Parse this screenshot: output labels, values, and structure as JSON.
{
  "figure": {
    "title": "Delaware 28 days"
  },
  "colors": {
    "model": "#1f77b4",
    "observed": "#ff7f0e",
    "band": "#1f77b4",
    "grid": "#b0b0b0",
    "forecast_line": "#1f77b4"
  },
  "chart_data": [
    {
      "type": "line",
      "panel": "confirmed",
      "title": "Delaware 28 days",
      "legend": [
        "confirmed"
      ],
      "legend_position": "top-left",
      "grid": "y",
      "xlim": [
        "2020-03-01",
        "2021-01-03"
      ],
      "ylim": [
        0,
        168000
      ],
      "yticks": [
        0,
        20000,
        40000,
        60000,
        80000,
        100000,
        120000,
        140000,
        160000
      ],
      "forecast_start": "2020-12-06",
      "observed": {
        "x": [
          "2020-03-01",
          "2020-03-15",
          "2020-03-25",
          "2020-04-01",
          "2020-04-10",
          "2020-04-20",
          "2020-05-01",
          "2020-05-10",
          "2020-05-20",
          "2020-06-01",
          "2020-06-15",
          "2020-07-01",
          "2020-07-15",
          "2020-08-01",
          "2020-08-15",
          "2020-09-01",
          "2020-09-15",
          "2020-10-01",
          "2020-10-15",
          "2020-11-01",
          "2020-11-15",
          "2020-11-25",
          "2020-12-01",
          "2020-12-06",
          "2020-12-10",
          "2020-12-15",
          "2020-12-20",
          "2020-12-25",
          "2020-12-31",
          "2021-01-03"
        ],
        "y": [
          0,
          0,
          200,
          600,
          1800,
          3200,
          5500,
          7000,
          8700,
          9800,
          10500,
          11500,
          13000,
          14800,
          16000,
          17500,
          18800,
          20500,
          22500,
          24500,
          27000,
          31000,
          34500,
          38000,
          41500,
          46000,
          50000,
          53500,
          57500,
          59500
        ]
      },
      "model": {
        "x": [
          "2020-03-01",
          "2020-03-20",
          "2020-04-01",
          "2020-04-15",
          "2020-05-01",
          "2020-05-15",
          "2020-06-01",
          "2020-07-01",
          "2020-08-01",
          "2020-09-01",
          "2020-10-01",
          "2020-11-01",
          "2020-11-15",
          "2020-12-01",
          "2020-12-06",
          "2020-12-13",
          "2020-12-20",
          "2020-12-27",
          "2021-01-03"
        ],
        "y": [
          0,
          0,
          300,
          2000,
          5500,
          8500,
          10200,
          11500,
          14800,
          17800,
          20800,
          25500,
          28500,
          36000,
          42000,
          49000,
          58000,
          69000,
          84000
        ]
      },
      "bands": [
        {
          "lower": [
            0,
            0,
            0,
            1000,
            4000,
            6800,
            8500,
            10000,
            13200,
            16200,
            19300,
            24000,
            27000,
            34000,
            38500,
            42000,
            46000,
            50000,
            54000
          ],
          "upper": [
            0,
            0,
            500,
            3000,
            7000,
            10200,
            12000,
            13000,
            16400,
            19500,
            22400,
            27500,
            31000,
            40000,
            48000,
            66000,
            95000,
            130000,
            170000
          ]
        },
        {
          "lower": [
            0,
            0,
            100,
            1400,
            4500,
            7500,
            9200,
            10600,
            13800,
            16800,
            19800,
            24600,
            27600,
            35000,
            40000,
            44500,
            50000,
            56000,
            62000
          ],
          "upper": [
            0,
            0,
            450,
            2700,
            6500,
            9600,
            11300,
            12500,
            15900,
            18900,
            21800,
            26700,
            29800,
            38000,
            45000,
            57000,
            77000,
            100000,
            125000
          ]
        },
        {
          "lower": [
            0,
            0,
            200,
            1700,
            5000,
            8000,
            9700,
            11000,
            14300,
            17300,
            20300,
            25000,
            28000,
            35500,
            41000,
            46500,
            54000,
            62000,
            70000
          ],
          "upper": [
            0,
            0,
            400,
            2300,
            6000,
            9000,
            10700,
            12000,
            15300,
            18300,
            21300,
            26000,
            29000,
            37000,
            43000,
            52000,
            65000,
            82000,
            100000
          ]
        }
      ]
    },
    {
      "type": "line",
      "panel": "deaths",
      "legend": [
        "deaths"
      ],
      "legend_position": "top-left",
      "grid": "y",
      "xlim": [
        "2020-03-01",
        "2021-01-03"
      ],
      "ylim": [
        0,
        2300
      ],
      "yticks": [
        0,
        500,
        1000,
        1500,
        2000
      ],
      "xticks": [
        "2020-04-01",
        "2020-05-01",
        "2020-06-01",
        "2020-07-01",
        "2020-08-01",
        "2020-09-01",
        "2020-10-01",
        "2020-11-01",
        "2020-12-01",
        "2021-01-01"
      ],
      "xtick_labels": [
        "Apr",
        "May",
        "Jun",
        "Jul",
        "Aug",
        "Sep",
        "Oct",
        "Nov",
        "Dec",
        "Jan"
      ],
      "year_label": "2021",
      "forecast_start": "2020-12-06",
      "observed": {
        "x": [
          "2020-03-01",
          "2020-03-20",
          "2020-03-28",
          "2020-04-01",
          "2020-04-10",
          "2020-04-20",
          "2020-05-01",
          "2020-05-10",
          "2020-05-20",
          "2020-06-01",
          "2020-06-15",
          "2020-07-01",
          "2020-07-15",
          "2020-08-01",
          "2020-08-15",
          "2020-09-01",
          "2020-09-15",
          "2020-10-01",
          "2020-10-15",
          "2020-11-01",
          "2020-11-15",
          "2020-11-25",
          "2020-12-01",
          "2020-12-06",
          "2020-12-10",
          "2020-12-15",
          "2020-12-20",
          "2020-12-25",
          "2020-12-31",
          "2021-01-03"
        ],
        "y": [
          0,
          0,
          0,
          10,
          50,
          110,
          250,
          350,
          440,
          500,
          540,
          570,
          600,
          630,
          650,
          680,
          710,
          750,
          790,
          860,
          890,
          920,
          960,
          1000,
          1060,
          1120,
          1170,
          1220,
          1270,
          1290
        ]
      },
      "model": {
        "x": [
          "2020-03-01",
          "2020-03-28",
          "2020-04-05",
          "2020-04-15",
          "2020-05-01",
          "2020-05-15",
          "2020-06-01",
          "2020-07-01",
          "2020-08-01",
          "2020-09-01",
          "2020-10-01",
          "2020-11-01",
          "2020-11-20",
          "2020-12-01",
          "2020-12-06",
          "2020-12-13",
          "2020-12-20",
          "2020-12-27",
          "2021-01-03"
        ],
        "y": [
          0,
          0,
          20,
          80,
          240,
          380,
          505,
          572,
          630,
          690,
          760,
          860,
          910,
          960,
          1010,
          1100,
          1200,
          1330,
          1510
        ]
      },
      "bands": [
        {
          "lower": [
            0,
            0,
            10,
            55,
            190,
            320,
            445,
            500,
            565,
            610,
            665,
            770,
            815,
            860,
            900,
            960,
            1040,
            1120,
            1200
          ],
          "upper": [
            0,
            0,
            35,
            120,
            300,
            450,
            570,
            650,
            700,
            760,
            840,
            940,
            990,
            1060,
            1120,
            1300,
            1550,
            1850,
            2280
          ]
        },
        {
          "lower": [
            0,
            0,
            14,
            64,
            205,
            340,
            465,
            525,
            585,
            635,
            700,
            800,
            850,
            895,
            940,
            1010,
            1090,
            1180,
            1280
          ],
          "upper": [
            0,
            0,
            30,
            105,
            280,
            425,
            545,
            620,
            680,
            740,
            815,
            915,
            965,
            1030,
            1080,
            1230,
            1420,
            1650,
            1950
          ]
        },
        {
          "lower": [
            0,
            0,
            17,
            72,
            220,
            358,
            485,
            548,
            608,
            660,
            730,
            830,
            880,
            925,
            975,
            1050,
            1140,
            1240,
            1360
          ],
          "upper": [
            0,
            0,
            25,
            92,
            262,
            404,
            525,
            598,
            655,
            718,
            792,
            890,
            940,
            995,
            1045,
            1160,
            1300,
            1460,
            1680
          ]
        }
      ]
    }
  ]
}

» **What you are asked to do**
Extract the full listing above without altering anything.

» **Response below**
Parse this screenshot: output labels, values, and structure as JSON.
{
  "figure": {
    "title": "Delaware 28 days"
  },
  "colors": {
    "model": "#1f77b4",
    "observed": "#ff7f0e",
    "band": "#1f77b4",
    "grid": "#b0b0b0",
    "forecast_line": "#1f77b4"
  },
  "chart_data": [
    {
      "type": "line",
      "panel": "confirmed",
      "title": "Delaware 28 days",
      "legend": [
        "confirmed"
      ],
      "legend_position": "top-left",
      "grid": "y",
      "xlim": [
        "2020-03-01",
        "2021-01-03"
      ],
      "ylim": [
        0,
        168000
      ],
      "yticks": [
        0,
        20000,
        40000,
        60000,
        80000,
        100000,
        120000,
        140000,
        160000
      ],
      "forecast_start": "2020-12-06",
      "observed": {
        "x": [
          "2020-03-01",
          "2020-03-15",
          "2020-03-25",
          "2020-04-01",
          "2020-04-10",
          "2020-04-20",
          "2020-05-01",
          "2020-05-10",
          "2020-05-20",
          "2020-06-01",
          "2020-06-15",
          "2020-07-01",
          "2020-07-15",
          "2020-08-01",
          "2020-08-15",
          "2020-09-01",
          "2020-09-15",
          "2020-10-01",
          "2020-10-15",
          "2020-11-01",
          "2020-11-15",
          "2020-11-25",
          "2020-12-01",
          "2020-12-06",
          "2020-12-10",
          "2020-12-15",
          "2020-12-20",
          "2020-12-25",
          "2020-12-31",
          "2021-01-03"
        ],
        "y": [
          0,
          0,
          200,
          600,
          1800,
          3200,
          5500,
          7000,
          8700,
          9800,
          10500,
          11500,
          13000,
          14800,
          16000,
          17500,
          18800,
          20500,
          22500,
          24500,
          27000,
          31000,
          34500,
          38000,
          41500,
          46000,
          50000,
          53500,
          57500,
          59500
        ]
      },
      "model": {
        "x": [
          "2020-03-01",
          "2020-03-20",
          "2020-04-01",
          "2020-04-15",
          "2020-05-01",
          "2020-05-15",
          "2020-06-01",
          "2020-07-01",
          "2020-08-01",
          "2020-09-01",
          "2020-10-01",
          "2020-11-01",
          "2020-11-15",
          "2020-12-01",
          "2020-12-06",
          "2020-12-13",
          "2020-12-20",
          "2020-12-27",
          "2021-01-03"
        ],
        "y": [
          0,
          0,
          300,
          2000,
          5500,
          8500,
          10200,
          11500,
          14800,
          17800,
          20800,
          25500,
          28500,
          36000,
          42000,
          49000,
          58000,
          69000,
          84000
        ]
      },
      "bands": [
        {
          "lower": [
            0,
            0,
            0,
            1000,
            4000,
            6800,
            8500,
            10000,
            13200,
            16200,
            19300,
            24000,
            27000,
            34000,
            38500,
            42000,
            46000,
            50000,
            54000
          ],
          "upper": [
            0,
            0,
            500,
            3000,
            7000,
            10200,
            12000,
            13000,
            16400,
            19500,
            22400,
            27500,
            31000,
            40000,
            48000,
            66000,
            95000,
            130000,
            170000
          ]
        },
        {
          "lower": [
            0,
            0,
            100,
            1400,
            4500,
            7500,
            9200,
            10600,
            13800,
            16800,
            19800,
            24600,
            27600,
            35000,
            40000,
            44500,
            50000,
            56000,
            62000
          ],
          "upper": [
            0,
            0,
            450,
            2700,
            6500,
            9600,
            11300,
            12500,
            15900,
            18900,
            21800,
            26700,
            29800,
            38000,
            45000,
            57000,
            77000,
            100000,
            125000
          ]
        },
        {
          "lower": [
            0,
            0,
            200,
            1700,
            5000,
            8000,
            9700,
            11000,
            14300,
            17300,
            20300,
            25000,
            28000,
            35500,
            41000,
            46500,
            54000,
            62000,
            70000
          ],
          "upper": [
            0,
            0,
            400,
            2300,
            6000,
            9000,
            10700,
            12000,
            15300,
            18300,
            21300,
            26000,
            29000,
            37000,
            43000,
            52000,
            65000,
            82000,
            100000
          ]
        }
      ]
    },
    {
      "type": "line",
      "panel": "deaths",
      "legend": [
        "deaths"
      ],
      "legend_position": "top-left",
      "grid": "y",
      "xlim": [
        "2020-03-01",
        "2021-01-03"
      ],
      "ylim": [
        0,
        2300
      ],
      "yticks": [
        0,
        500,
        1000,
        1500,
        2000
      ],
      "xticks": [
        "2020-04-01",
        "2020-05-01",
        "2020-06-01",
        "2020-07-01",
        "2020-08-01",
        "2020-09-01",
        "2020-10-01",
        "2020-11-01",
        "2020-12-01",
        "2021-01-01"
      ],
      "xtick_labels": [
        "Apr",
        "May",
        "Jun",
        "Jul",
        "Aug",
        "Sep",
        "Oct",
        "Nov",
        "Dec",
        "Jan"
      ],
      "year_label": "2021",
      "forecast_start": "2020-12-06",
      "observed": {
        "x": [
          "2020-03-01",
          "2020-03-20",
          "2020-03-28",
          "2020-04-01",
          "2020-04-10",
          "2020-04-20",
          "2020-05-01",
          "2020-05-10",
          "2020-05-20",
          "2020-06-01",
          "2020-06-15",
          "2020-07-01",
          "2020-07-15",
          "2020-08-01",
          "2020-08-15",
          "2020-09-01",
          "2020-09-15",
          "2020-10-01",
          "2020-10-15",
          "2020-11-01",
          "2020-11-15",
          "2020-11-25",
          "2020-12-01",
          "2020-12-06",
          "2020-12-10",
          "2020-12-15",
          "2020-12-20",
          "2020-12-25",
          "2020-12-31",
          "2021-01-03"
        ],
        "y": [
          0,
          0,
          0,
          10,
          50,
          110,
          250,
          350,
          440,
          500,
          540,
          570,
          600,
          630,
          650,
          680,
          710,
          750,
          790,
          860,
          890,
          920,
          960,
          1000,
          1060,
          1120,
          1170,
          1220,
          1270,
          1290
        ]
      },
      "model": {
        "x": [
          "2020-03-01",
          "2020-03-28",
          "2020-04-05",
          "2020-04-15",
          "2020-05-01",
          "2020-05-15",
          "2020-06-01",
          "2020-07-01",
          "2020-08-01",
          "2020-09-01",
          "2020-10-01",
          "2020-11-01",
          "2020-11-20",
          "2020-12-01",
          "2020-12-06",
          "2020-12-13",
          "2020-12-20",
          "2020-12-27",
          "2021-01-03"
        ],
        "y": [
          0,
          0,
          20,
          80,
          240,
          380,
          505,
          572,
          630,
          690,
          760,
          860,
          910,
          960,
          1010,
          1100,
          1200,
          1330,
          1510
        ]
      },
      "bands": [
        {
          "lower": [
            0,
            0,
            10,
            55,
            190,
            320,
            445,
            500,
            565,
            610,
            665,
            770,
            815,
            860,
            900,
            960,
            1040,
            1120,
            1200
          ],
          "upper": [
            0,
            0,
            35,
            120,
            300,
            450,
            570,
            650,
            700,
            760,
            840,
            940,
            990,
            1060,
            1120,
            1300,
            1550,
            1850,
            2280
          ]
        },
        {
          "lower": [
            0,
            0,
            14,
            64,
            205,
            340,
            465,
            525,
            585,
            635,
            700,
            800,
            850,
            895,
            940,
            1010,
            1090,
            1180,
            1280
          ],
          "upper": [
            0,
            0,
            30,
            105,
            280,
            425,
            545,
            620,
            680,
            740,
            815,
            915,
            965,
            1030,
            1080,
            1230,
            1420,
            1650,
            1950
          ]
        },
        {
          "lower": [
            0,
            0,
            17,
            72,
            220,
            358,
            485,
            548,
            608,
            660,
            730,
            830,
            880,
            925,
            975,
            1050,
            1140,
            1240,
            1360
          ],
          "upper": [
            0,
            0,
            25,
            92,
            262,
            404,
            525,
            598,
            655,
            718,
            792,
            890,
            940,
            995,
            1045,
            1160,
            1300,
            1460,
            1680
          ]
        }
      ]
    }
  ]
}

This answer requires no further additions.